### [Stated task]
Copy out each line in the material below that has the word "wind".

### [Provided entries]
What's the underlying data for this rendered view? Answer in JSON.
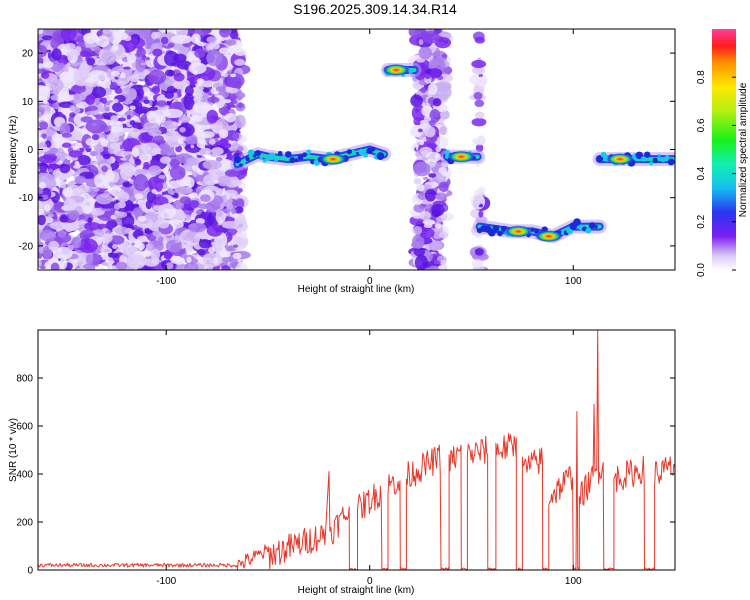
{
  "title": "S196.2025.309.14.34.R14",
  "chart_data": [
    {
      "type": "heatmap",
      "xlabel": "Height of straight line (km)",
      "ylabel": "Frequency (Hz)",
      "xlim": [
        -163,
        150
      ],
      "ylim": [
        -25,
        25
      ],
      "x_ticks": [
        -100,
        0,
        100
      ],
      "y_ticks": [
        -20,
        -10,
        0,
        10,
        20
      ],
      "colorbar": {
        "label": "Normalized spectral amplitude",
        "range": [
          0.0,
          1.0
        ],
        "ticks": [
          "0.0",
          "0.2",
          "0.4",
          "0.6",
          "0.8"
        ],
        "tick_values": [
          0.0,
          0.2,
          0.4,
          0.6,
          0.8
        ]
      },
      "noise_regions": [
        [
          -163,
          -63
        ],
        [
          23,
          37
        ],
        [
          53,
          55
        ]
      ],
      "signal_tracks": [
        {
          "x": [
            -65,
            -55,
            -50,
            -40,
            -30,
            -20,
            -10,
            0,
            7
          ],
          "y": [
            -3,
            -1,
            -1.5,
            -2,
            -1.5,
            -2,
            -1,
            0,
            -1
          ]
        },
        {
          "x": [
            9,
            22
          ],
          "y": [
            16.5,
            16.5
          ]
        },
        {
          "x": [
            38,
            53
          ],
          "y": [
            -1.5,
            -1.5
          ]
        },
        {
          "x": [
            54,
            70,
            80,
            90,
            100,
            113
          ],
          "y": [
            -16,
            -17,
            -17,
            -18,
            -16,
            -16
          ]
        },
        {
          "x": [
            113,
            150
          ],
          "y": [
            -2,
            -2
          ]
        }
      ],
      "peaks": [
        {
          "x": 13,
          "y": 16.5
        },
        {
          "x": 45,
          "y": -1.5
        },
        {
          "x": 73,
          "y": -17
        },
        {
          "x": 88,
          "y": -18
        },
        {
          "x": 123,
          "y": -2
        },
        {
          "x": -18,
          "y": -2
        }
      ]
    },
    {
      "type": "line",
      "xlabel": "Height of straight line (km)",
      "ylabel": "SNR (10 * v/v)",
      "xlim": [
        -163,
        150
      ],
      "ylim": [
        0,
        1000
      ],
      "x_ticks": [
        -100,
        0,
        100
      ],
      "y_ticks": [
        0,
        200,
        400,
        600,
        800
      ],
      "series": [
        {
          "color": "#e8382b",
          "baseline_segments": [
            {
              "x": [
                -163,
                -65
              ],
              "y": 20
            },
            {
              "x": [
                -65,
                -50
              ],
              "y": [
                20,
                80
              ]
            },
            {
              "x": [
                -50,
                -22
              ],
              "y": [
                60,
                150
              ]
            }
          ],
          "segments": [
            {
              "x": [
                -20,
                -10
              ],
              "y": [
                150,
                250
              ],
              "gap_after": [
                -10,
                -6
              ]
            },
            {
              "x": [
                -6,
                6
              ],
              "y": [
                250,
                330
              ],
              "gap_after": [
                6,
                9
              ]
            },
            {
              "x": [
                9,
                15
              ],
              "y": [
                350,
                380
              ],
              "gap_after": [
                15,
                18
              ]
            },
            {
              "x": [
                18,
                35
              ],
              "y": [
                390,
                470
              ],
              "gap_after": [
                35,
                39
              ]
            },
            {
              "x": [
                39,
                45
              ],
              "y": [
                450,
                490
              ],
              "gap_after": [
                45,
                48
              ]
            },
            {
              "x": [
                48,
                58
              ],
              "y": [
                480,
                500
              ],
              "gap_after": [
                58,
                62
              ]
            },
            {
              "x": [
                62,
                72
              ],
              "y": [
                500,
                520
              ],
              "gap_after": [
                72,
                75
              ]
            },
            {
              "x": [
                75,
                85
              ],
              "y": [
                420,
                460
              ],
              "gap_after": [
                85,
                88
              ]
            },
            {
              "x": [
                88,
                100
              ],
              "y": [
                300,
                400
              ],
              "gap_after": [
                100,
                103
              ]
            },
            {
              "x": [
                103,
                115
              ],
              "y": [
                300,
                450
              ],
              "gap_after": [
                115,
                120
              ]
            },
            {
              "x": [
                120,
                135
              ],
              "y": [
                380,
                420
              ],
              "gap_after": [
                135,
                140
              ]
            },
            {
              "x": [
                140,
                150
              ],
              "y": [
                400,
                430
              ]
            }
          ],
          "spikes": [
            {
              "x": -20,
              "y": 410
            },
            {
              "x": 102,
              "y": 660
            },
            {
              "x": 110,
              "y": 690
            },
            {
              "x": 112,
              "y": 1000
            },
            {
              "x": 72,
              "y": 550
            }
          ]
        }
      ]
    }
  ]
}
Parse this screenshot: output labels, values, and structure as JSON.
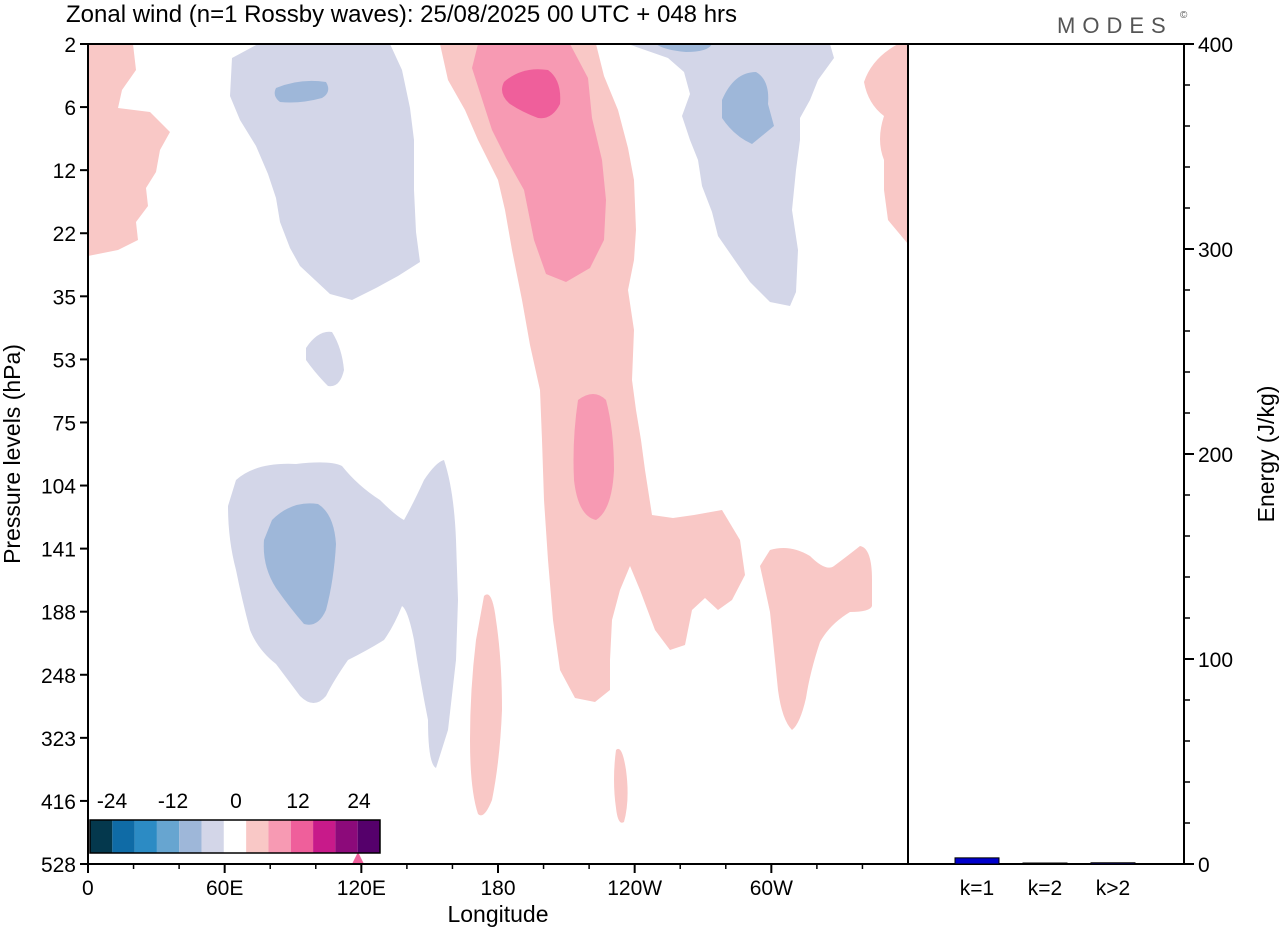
{
  "title": "Zonal wind (n=1 Rossby waves):  25/08/2025  00 UTC  + 048 hrs",
  "brand": "MODES",
  "brand_mark": "©",
  "chart_data": [
    {
      "type": "heatmap",
      "title": "Zonal wind (n=1 Rossby waves):  25/08/2025  00 UTC  + 048 hrs",
      "xlabel": "Longitude",
      "ylabel": "Pressure levels (hPa)",
      "x_ticks": [
        "0",
        "60E",
        "120E",
        "180",
        "120W",
        "60W"
      ],
      "x_tick_degrees": [
        0,
        60,
        120,
        180,
        240,
        300
      ],
      "xlim": [
        0,
        360
      ],
      "y_ticks": [
        "2",
        "6",
        "12",
        "22",
        "35",
        "53",
        "75",
        "104",
        "141",
        "188",
        "248",
        "323",
        "416",
        "528"
      ],
      "colorbar": {
        "labels": [
          "-24",
          "-12",
          "0",
          "12",
          "24"
        ],
        "levels": [
          -30,
          -25,
          -20,
          -15,
          -10,
          -5,
          0,
          5,
          10,
          15,
          20,
          25,
          30
        ],
        "colors": [
          "#04384d",
          "#0f6ba6",
          "#2c8bc4",
          "#67a5d0",
          "#9eb7d9",
          "#d3d6e8",
          "#ffffff",
          "#f9c8c6",
          "#f79ab3",
          "#ef5f9b",
          "#c81a8a",
          "#8c0a7a",
          "#55006b"
        ]
      },
      "regions": [
        {
          "sign": "positive",
          "approx_value": 2,
          "region": "extreme upper-left corner, 2-6 hPa near 0E"
        },
        {
          "sign": "positive",
          "approx_value": 2,
          "region": "0-35E, 2-22 hPa"
        },
        {
          "sign": "negative",
          "approx_value": -2,
          "region": "60-145E, 2-35 hPa"
        },
        {
          "sign": "negative",
          "approx_value": -7,
          "region": "83-105E, around 5 hPa"
        },
        {
          "sign": "negative",
          "approx_value": -2,
          "region": "95-115E, 40-70 hPa"
        },
        {
          "sign": "positive",
          "approx_value": 2,
          "region": "157-245W band, 2-270 hPa"
        },
        {
          "sign": "positive",
          "approx_value": 7,
          "region": "170-210E, 2-30 hPa"
        },
        {
          "sign": "positive",
          "approx_value": 12,
          "region": "182-203E, 4-7 hPa"
        },
        {
          "sign": "positive",
          "approx_value": 7,
          "region": "205-215E, 75-160 hPa"
        },
        {
          "sign": "negative",
          "approx_value": -2,
          "region": "250-325E, 2-35 hPa"
        },
        {
          "sign": "negative",
          "approx_value": -7,
          "region": "285-300E, 4-9 hPa"
        },
        {
          "sign": "positive",
          "approx_value": 2,
          "region": "342-360E, 2-25 hPa"
        },
        {
          "sign": "negative",
          "approx_value": -2,
          "region": "60-160E, 104-370 hPa"
        },
        {
          "sign": "negative",
          "approx_value": -7,
          "region": "77-100E, 125-200 hPa"
        },
        {
          "sign": "positive",
          "approx_value": 2,
          "region": "212-290E, 150-250 hPa"
        },
        {
          "sign": "positive",
          "approx_value": 2,
          "region": "295-345E, 130-320 hPa"
        },
        {
          "sign": "positive",
          "approx_value": 2,
          "region": "168-178E, 190-410 hPa"
        },
        {
          "sign": "positive",
          "approx_value": 2,
          "region": "230-235E, 360-420 hPa"
        }
      ]
    },
    {
      "type": "bar",
      "categories": [
        "k=1",
        "k=2",
        "k>2"
      ],
      "values": [
        3,
        0.3,
        0.6
      ],
      "ylabel": "Energy (J/kg)",
      "ylim": [
        0,
        400
      ],
      "y_ticks": [
        "0",
        "100",
        "200",
        "300",
        "400"
      ],
      "colors": [
        "#0000cc",
        "#0000cc",
        "#0000cc"
      ]
    }
  ]
}
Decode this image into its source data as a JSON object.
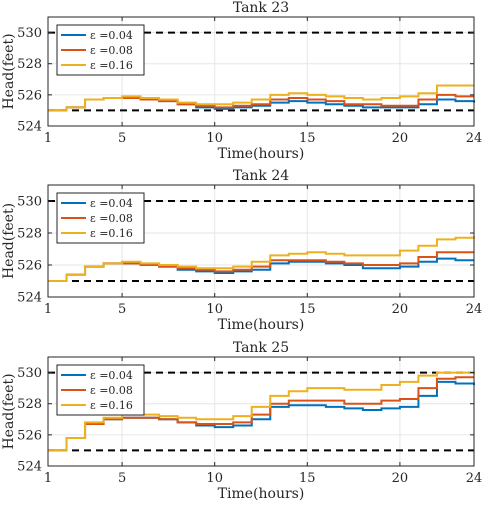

### [Output]
  "title": "Zonal wind (n=1 Rossby waves):  25/08/2025  00 UTC  + 048 hrs",
      "title": "Zonal wind (n=1 Rossby waves):  25/08/2025  00 UTC  + 048 hrs",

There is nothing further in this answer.